--- Task statement ---
Give back the whole listing exactly as shown.

--- Supplied data ---
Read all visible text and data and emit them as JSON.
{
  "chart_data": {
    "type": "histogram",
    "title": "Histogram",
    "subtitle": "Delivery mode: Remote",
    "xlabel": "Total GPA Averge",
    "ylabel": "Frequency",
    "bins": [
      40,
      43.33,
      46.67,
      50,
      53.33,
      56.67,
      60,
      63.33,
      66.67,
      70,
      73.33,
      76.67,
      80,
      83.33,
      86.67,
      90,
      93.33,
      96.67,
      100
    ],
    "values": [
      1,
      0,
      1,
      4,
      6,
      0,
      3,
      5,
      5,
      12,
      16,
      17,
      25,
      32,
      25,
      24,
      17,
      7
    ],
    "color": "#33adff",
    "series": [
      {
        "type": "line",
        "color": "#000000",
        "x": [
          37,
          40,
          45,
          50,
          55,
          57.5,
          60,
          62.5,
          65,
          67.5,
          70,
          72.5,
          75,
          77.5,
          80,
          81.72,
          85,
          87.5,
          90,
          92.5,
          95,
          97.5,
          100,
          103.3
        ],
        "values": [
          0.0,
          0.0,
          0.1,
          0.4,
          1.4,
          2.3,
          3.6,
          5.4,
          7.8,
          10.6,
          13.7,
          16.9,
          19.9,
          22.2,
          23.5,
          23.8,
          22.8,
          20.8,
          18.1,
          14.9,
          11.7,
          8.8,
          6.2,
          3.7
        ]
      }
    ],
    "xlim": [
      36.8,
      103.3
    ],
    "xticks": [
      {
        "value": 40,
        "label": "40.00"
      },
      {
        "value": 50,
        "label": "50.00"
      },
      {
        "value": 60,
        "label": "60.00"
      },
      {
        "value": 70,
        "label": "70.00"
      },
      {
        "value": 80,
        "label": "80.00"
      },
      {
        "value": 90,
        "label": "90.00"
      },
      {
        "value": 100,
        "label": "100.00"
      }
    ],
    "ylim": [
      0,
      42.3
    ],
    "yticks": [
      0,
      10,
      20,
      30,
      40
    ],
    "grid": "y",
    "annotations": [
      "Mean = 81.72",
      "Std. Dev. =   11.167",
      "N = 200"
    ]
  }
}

--- Answer to this exercise ---
Read all visible text and data and emit them as JSON.
{
  "chart_data": {
    "type": "histogram",
    "title": "Histogram",
    "subtitle": "Delivery mode: Remote",
    "xlabel": "Total GPA Averge",
    "ylabel": "Frequency",
    "bins": [
      40,
      43.33,
      46.67,
      50,
      53.33,
      56.67,
      60,
      63.33,
      66.67,
      70,
      73.33,
      76.67,
      80,
      83.33,
      86.67,
      90,
      93.33,
      96.67,
      100
    ],
    "values": [
      1,
      0,
      1,
      4,
      6,
      0,
      3,
      5,
      5,
      12,
      16,
      17,
      25,
      32,
      25,
      24,
      17,
      7
    ],
    "color": "#33adff",
    "series": [
      {
        "type": "line",
        "color": "#000000",
        "x": [
          37,
          40,
          45,
          50,
          55,
          57.5,
          60,
          62.5,
          65,
          67.5,
          70,
          72.5,
          75,
          77.5,
          80,
          81.72,
          85,
          87.5,
          90,
          92.5,
          95,
          97.5,
          100,
          103.3
        ],
        "values": [
          0.0,
          0.0,
          0.1,
          0.4,
          1.4,
          2.3,
          3.6,
          5.4,
          7.8,
          10.6,
          13.7,
          16.9,
          19.9,
          22.2,
          23.5,
          23.8,
          22.8,
          20.8,
          18.1,
          14.9,
          11.7,
          8.8,
          6.2,
          3.7
        ]
      }
    ],
    "xlim": [
      36.8,
      103.3
    ],
    "xticks": [
      {
        "value": 40,
        "label": "40.00"
      },
      {
        "value": 50,
        "label": "50.00"
      },
      {
        "value": 60,
        "label": "60.00"
      },
      {
        "value": 70,
        "label": "70.00"
      },
      {
        "value": 80,
        "label": "80.00"
      },
      {
        "value": 90,
        "label": "90.00"
      },
      {
        "value": 100,
        "label": "100.00"
      }
    ],
    "ylim": [
      0,
      42.3
    ],
    "yticks": [
      0,
      10,
      20,
      30,
      40
    ],
    "grid": "y",
    "annotations": [
      "Mean = 81.72",
      "Std. Dev. =   11.167",
      "N = 200"
    ]
  }
}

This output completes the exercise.